● Raw records:
* START *

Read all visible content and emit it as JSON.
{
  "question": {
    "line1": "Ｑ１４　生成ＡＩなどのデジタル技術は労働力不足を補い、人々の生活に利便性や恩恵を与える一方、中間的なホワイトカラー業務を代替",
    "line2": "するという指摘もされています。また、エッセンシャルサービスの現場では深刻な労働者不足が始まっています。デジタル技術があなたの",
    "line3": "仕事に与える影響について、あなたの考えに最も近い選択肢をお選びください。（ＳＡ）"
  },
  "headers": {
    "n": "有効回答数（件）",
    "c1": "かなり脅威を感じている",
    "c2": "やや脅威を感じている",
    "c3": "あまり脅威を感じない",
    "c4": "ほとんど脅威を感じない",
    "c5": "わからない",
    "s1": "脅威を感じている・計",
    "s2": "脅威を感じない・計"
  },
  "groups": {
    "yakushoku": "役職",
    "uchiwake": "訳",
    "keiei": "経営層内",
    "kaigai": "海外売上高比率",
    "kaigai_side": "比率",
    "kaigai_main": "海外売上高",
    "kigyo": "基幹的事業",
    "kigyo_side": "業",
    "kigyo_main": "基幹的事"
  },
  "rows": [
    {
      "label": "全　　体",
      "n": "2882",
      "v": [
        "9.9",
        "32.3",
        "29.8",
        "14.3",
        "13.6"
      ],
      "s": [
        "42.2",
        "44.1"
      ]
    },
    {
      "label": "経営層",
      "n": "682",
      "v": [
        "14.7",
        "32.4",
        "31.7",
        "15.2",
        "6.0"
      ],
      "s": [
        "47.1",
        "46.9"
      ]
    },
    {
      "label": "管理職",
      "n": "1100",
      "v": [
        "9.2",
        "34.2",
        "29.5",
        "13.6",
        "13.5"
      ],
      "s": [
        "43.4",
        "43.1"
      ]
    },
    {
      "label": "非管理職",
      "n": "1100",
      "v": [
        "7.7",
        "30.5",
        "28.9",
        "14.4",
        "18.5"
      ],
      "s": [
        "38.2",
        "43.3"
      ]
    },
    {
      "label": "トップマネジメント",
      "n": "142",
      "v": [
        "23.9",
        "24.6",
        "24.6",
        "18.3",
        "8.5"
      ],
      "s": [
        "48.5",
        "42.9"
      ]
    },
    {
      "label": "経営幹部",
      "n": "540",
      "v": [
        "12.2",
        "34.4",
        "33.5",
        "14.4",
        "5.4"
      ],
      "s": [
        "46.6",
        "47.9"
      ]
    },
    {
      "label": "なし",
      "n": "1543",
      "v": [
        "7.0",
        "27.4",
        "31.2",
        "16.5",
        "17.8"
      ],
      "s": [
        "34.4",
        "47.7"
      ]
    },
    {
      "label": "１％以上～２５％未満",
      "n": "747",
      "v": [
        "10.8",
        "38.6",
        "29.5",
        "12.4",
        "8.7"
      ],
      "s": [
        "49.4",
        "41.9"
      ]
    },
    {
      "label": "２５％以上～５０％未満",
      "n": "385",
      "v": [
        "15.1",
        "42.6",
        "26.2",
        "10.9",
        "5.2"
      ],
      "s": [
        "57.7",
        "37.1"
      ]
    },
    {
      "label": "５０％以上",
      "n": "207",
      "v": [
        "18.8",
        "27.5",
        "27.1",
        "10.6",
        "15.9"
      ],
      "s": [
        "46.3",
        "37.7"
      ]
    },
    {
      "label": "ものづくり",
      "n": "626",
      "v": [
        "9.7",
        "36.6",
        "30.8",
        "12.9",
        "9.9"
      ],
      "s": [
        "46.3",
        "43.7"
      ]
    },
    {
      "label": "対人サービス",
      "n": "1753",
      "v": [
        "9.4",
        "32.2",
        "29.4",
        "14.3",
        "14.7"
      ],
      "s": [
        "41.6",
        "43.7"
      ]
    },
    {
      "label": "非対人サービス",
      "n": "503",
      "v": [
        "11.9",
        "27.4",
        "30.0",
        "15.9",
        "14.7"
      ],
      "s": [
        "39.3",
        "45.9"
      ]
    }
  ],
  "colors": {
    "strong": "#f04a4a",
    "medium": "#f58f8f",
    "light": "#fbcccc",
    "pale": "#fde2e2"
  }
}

* END *

● Your objective:
All of the entries need to be reproduced exactly; please write them out.

● Output for this task:
Read all visible content and emit it as JSON.
{
  "question": {
    "line1": "Ｑ１４　生成ＡＩなどのデジタル技術は労働力不足を補い、人々の生活に利便性や恩恵を与える一方、中間的なホワイトカラー業務を代替",
    "line2": "するという指摘もされています。また、エッセンシャルサービスの現場では深刻な労働者不足が始まっています。デジタル技術があなたの",
    "line3": "仕事に与える影響について、あなたの考えに最も近い選択肢をお選びください。（ＳＡ）"
  },
  "headers": {
    "n": "有効回答数（件）",
    "c1": "かなり脅威を感じている",
    "c2": "やや脅威を感じている",
    "c3": "あまり脅威を感じない",
    "c4": "ほとんど脅威を感じない",
    "c5": "わからない",
    "s1": "脅威を感じている・計",
    "s2": "脅威を感じない・計"
  },
  "groups": {
    "yakushoku": "役職",
    "uchiwake": "訳",
    "keiei": "経営層内",
    "kaigai": "海外売上高比率",
    "kaigai_side": "比率",
    "kaigai_main": "海外売上高",
    "kigyo": "基幹的事業",
    "kigyo_side": "業",
    "kigyo_main": "基幹的事"
  },
  "rows": [
    {
      "label": "全　　体",
      "n": "2882",
      "v": [
        "9.9",
        "32.3",
        "29.8",
        "14.3",
        "13.6"
      ],
      "s": [
        "42.2",
        "44.1"
      ]
    },
    {
      "label": "経営層",
      "n": "682",
      "v": [
        "14.7",
        "32.4",
        "31.7",
        "15.2",
        "6.0"
      ],
      "s": [
        "47.1",
        "46.9"
      ]
    },
    {
      "label": "管理職",
      "n": "1100",
      "v": [
        "9.2",
        "34.2",
        "29.5",
        "13.6",
        "13.5"
      ],
      "s": [
        "43.4",
        "43.1"
      ]
    },
    {
      "label": "非管理職",
      "n": "1100",
      "v": [
        "7.7",
        "30.5",
        "28.9",
        "14.4",
        "18.5"
      ],
      "s": [
        "38.2",
        "43.3"
      ]
    },
    {
      "label": "トップマネジメント",
      "n": "142",
      "v": [
        "23.9",
        "24.6",
        "24.6",
        "18.3",
        "8.5"
      ],
      "s": [
        "48.5",
        "42.9"
      ]
    },
    {
      "label": "経営幹部",
      "n": "540",
      "v": [
        "12.2",
        "34.4",
        "33.5",
        "14.4",
        "5.4"
      ],
      "s": [
        "46.6",
        "47.9"
      ]
    },
    {
      "label": "なし",
      "n": "1543",
      "v": [
        "7.0",
        "27.4",
        "31.2",
        "16.5",
        "17.8"
      ],
      "s": [
        "34.4",
        "47.7"
      ]
    },
    {
      "label": "１％以上～２５％未満",
      "n": "747",
      "v": [
        "10.8",
        "38.6",
        "29.5",
        "12.4",
        "8.7"
      ],
      "s": [
        "49.4",
        "41.9"
      ]
    },
    {
      "label": "２５％以上～５０％未満",
      "n": "385",
      "v": [
        "15.1",
        "42.6",
        "26.2",
        "10.9",
        "5.2"
      ],
      "s": [
        "57.7",
        "37.1"
      ]
    },
    {
      "label": "５０％以上",
      "n": "207",
      "v": [
        "18.8",
        "27.5",
        "27.1",
        "10.6",
        "15.9"
      ],
      "s": [
        "46.3",
        "37.7"
      ]
    },
    {
      "label": "ものづくり",
      "n": "626",
      "v": [
        "9.7",
        "36.6",
        "30.8",
        "12.9",
        "9.9"
      ],
      "s": [
        "46.3",
        "43.7"
      ]
    },
    {
      "label": "対人サービス",
      "n": "1753",
      "v": [
        "9.4",
        "32.2",
        "29.4",
        "14.3",
        "14.7"
      ],
      "s": [
        "41.6",
        "43.7"
      ]
    },
    {
      "label": "非対人サービス",
      "n": "503",
      "v": [
        "11.9",
        "27.4",
        "30.0",
        "15.9",
        "14.7"
      ],
      "s": [
        "39.3",
        "45.9"
      ]
    }
  ],
  "colors": {
    "strong": "#f04a4a",
    "medium": "#f58f8f",
    "light": "#fbcccc",
    "pale": "#fde2e2"
  }
}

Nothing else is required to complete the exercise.